▶ _Job_
Among the lines below, count those containing the word "long". Give the number only.
· · ·
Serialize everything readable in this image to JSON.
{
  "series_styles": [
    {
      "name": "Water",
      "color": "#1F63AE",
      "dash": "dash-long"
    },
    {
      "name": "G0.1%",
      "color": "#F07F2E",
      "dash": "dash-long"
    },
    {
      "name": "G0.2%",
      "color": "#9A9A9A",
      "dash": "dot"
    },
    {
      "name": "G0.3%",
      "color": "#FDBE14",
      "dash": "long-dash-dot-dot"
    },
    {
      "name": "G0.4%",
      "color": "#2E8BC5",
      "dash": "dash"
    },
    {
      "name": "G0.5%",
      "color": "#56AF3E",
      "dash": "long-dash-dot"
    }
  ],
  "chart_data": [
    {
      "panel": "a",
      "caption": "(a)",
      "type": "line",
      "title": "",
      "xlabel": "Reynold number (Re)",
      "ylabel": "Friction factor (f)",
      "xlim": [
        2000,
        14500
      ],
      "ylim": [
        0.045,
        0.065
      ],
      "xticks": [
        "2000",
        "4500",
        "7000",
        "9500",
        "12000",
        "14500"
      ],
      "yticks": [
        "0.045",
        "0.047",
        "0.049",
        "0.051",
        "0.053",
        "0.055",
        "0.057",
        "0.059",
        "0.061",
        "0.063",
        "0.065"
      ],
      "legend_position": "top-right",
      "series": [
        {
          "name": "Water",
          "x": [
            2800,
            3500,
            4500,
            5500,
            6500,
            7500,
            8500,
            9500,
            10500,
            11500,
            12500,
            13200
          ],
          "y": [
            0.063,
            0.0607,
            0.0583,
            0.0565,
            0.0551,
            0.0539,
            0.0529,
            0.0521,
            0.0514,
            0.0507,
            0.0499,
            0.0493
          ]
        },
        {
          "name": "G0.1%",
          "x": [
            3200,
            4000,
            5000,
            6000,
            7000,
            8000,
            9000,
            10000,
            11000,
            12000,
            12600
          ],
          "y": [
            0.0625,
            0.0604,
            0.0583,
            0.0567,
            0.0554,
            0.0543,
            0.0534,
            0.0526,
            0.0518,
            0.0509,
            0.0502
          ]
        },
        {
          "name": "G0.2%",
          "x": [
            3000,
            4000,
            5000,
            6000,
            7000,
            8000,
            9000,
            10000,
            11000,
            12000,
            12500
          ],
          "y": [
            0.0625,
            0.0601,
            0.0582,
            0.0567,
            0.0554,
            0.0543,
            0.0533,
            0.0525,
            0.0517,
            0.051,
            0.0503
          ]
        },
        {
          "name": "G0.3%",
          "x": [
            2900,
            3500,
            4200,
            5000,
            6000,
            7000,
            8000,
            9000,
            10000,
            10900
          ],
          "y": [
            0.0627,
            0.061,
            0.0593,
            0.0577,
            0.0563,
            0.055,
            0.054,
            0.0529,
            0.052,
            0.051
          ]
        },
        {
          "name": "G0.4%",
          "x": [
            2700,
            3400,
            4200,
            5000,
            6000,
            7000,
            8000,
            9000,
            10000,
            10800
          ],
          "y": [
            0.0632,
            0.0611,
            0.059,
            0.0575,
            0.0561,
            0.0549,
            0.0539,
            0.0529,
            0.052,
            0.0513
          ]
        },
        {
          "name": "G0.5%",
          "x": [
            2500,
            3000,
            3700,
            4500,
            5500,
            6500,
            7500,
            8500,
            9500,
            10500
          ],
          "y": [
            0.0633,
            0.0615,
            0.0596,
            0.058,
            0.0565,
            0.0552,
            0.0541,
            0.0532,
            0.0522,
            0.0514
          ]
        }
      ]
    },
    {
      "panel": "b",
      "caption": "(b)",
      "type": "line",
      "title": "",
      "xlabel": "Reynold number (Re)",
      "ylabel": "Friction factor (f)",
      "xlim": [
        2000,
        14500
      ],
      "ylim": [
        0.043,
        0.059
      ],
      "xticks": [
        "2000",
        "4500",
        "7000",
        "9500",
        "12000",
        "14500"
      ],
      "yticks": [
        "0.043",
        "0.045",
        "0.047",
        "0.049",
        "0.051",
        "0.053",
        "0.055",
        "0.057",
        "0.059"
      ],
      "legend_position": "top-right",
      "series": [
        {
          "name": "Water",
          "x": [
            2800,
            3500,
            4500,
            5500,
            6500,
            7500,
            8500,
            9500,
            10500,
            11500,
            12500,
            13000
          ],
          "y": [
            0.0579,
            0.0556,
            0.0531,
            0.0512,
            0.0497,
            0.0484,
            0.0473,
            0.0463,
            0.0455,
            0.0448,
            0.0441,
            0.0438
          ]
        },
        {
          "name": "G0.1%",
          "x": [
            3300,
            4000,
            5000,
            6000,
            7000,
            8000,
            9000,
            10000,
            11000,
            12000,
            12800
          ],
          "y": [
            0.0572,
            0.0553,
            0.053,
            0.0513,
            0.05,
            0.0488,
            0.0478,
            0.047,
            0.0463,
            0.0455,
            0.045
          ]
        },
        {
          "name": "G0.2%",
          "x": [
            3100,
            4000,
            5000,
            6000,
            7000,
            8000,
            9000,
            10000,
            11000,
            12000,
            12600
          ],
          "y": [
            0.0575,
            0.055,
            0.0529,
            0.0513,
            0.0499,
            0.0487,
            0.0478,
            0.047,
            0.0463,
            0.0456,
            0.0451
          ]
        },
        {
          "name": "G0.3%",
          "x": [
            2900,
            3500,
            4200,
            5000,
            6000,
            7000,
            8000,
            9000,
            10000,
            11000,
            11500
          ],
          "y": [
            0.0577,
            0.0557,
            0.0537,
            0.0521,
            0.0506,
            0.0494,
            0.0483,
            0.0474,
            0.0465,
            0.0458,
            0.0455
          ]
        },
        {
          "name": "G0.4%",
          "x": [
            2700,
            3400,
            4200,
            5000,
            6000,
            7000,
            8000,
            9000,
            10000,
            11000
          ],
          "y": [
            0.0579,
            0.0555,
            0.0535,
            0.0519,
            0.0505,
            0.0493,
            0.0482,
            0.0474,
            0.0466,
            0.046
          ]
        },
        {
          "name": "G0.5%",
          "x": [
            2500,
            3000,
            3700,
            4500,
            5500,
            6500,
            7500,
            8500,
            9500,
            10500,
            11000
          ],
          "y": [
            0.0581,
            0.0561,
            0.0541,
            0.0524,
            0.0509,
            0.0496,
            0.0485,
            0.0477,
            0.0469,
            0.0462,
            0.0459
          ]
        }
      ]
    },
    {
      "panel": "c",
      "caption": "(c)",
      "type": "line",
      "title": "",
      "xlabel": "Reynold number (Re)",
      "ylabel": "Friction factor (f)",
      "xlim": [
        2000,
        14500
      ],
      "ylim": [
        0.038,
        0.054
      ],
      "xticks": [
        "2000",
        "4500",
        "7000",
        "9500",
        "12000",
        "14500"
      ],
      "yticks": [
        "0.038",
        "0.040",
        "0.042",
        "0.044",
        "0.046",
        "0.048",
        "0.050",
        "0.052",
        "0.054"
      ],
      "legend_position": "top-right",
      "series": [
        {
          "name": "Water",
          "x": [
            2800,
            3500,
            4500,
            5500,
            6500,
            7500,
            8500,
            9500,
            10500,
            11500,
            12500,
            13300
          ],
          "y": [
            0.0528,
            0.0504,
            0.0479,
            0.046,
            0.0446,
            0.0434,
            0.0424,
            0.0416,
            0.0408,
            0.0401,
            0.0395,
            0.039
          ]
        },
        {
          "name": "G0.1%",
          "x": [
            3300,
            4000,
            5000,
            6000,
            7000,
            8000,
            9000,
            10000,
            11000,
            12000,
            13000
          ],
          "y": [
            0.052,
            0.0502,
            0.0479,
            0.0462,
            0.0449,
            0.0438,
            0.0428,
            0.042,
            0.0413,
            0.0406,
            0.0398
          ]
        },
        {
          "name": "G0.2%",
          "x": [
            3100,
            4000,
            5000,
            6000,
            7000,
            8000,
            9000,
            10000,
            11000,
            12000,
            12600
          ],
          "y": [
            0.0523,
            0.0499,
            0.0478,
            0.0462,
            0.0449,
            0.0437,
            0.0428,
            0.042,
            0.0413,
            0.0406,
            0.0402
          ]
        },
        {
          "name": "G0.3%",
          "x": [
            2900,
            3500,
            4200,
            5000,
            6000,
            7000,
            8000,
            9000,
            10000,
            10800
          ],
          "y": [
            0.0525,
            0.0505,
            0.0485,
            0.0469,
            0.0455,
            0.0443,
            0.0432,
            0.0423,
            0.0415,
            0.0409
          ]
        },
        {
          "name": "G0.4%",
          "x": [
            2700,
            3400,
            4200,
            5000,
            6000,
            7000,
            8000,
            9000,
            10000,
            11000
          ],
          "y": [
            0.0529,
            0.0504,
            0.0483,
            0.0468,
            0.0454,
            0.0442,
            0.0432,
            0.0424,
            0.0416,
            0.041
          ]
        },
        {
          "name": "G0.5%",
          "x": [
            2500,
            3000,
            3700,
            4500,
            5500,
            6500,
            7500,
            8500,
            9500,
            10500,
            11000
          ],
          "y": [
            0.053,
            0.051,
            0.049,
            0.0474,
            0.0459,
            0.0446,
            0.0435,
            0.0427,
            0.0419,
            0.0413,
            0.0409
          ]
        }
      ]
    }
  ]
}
· · ·
▶ _Exercise response_
4